→ **WHAT YOU WILL DO**
Transcribe every entry word for word, but skip the images.

→ **RECORDED INFORMATION**

----

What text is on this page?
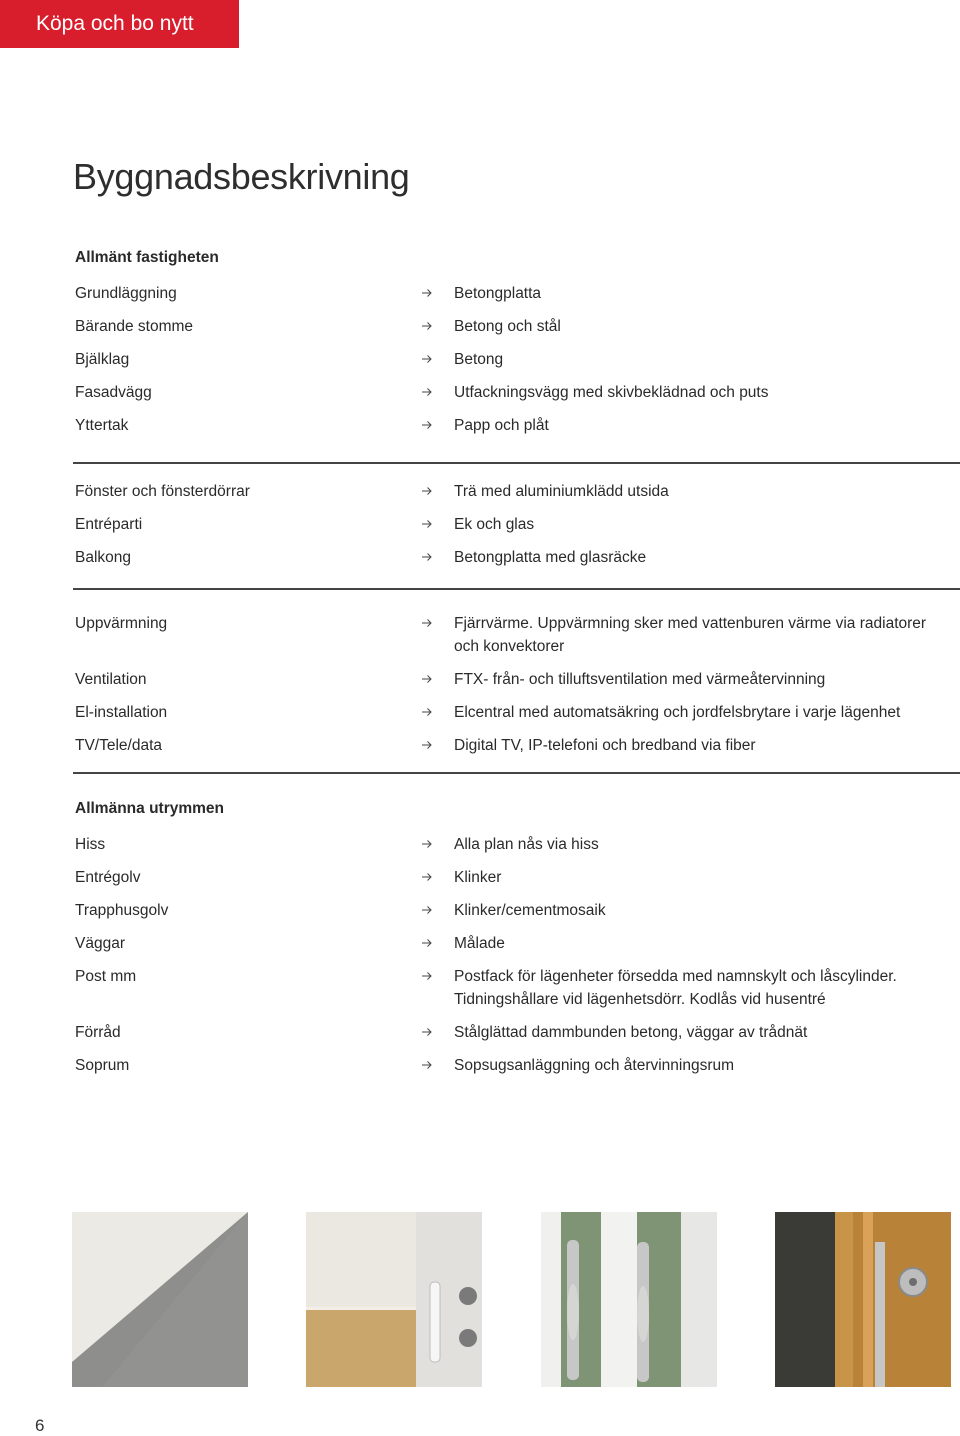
Köpa och bo nytt
Byggnadsbeskrivning
Allmänt fastigheten
Grundläggning	Betongplatta
Bärande stomme	Betong och stål
Bjälklag	Betong
Fasadvägg	Utfackningsvägg med skivbeklädnad och puts
Yttertak	Papp och plåt
Fönster och fönsterdörrar	Trä med aluminiumklädd utsida
Entréparti	Ek och glas
Balkong	Betongplatta med glasräcke
Uppvärmning	Fjärrvärme. Uppvärmning sker med vattenburen värme via radiatorer och konvektorer
Ventilation	FTX- från- och tilluftsventilation med värmeåtervinning
El-installation	Elcentral med automatsäkring och jordfelsbrytare i varje lägenhet
TV/Tele/data	Digital TV, IP-telefoni och bredband via fiber
Allmänna utrymmen
Hiss	Alla plan nås via hiss
Entrégolv	Klinker
Trapphusgolv	Klinker/cementmosaik
Väggar	Målade
Post mm	Postfack för lägenheter försedda med namnskylt och låscylinder. Tidningshållare vid lägenhetsdörr. Kodlås vid husentré
Förråd	Stålglättad dammbunden betong, väggar av trådnät
Soprum	Sopsugsanläggning och återvinningsrum
6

----

→ **REPLY TO THE EXERCISE**
What text is on this page?
Köpa och bo nytt
Byggnadsbeskrivning
Allmänt fastigheten
Grundläggning	Betongplatta
Bärande stomme	Betong och stål
Bjälklag	Betong
Fasadvägg	Utfackningsvägg med skivbeklädnad och puts
Yttertak	Papp och plåt
Fönster och fönsterdörrar	Trä med aluminiumklädd utsida
Entréparti	Ek och glas
Balkong	Betongplatta med glasräcke
Uppvärmning	Fjärrvärme. Uppvärmning sker med vattenburen värme via radiatorer och konvektorer
Ventilation	FTX- från- och tilluftsventilation med värmeåtervinning
El-installation	Elcentral med automatsäkring och jordfelsbrytare i varje lägenhet
TV/Tele/data	Digital TV, IP-telefoni och bredband via fiber
Allmänna utrymmen
Hiss	Alla plan nås via hiss
Entrégolv	Klinker
Trapphusgolv	Klinker/cementmosaik
Väggar	Målade
Post mm	Postfack för lägenheter försedda med namnskylt och låscylinder. Tidningshållare vid lägenhetsdörr. Kodlås vid husentré
Förråd	Stålglättad dammbunden betong, väggar av trådnät
Soprum	Sopsugsanläggning och återvinningsrum
6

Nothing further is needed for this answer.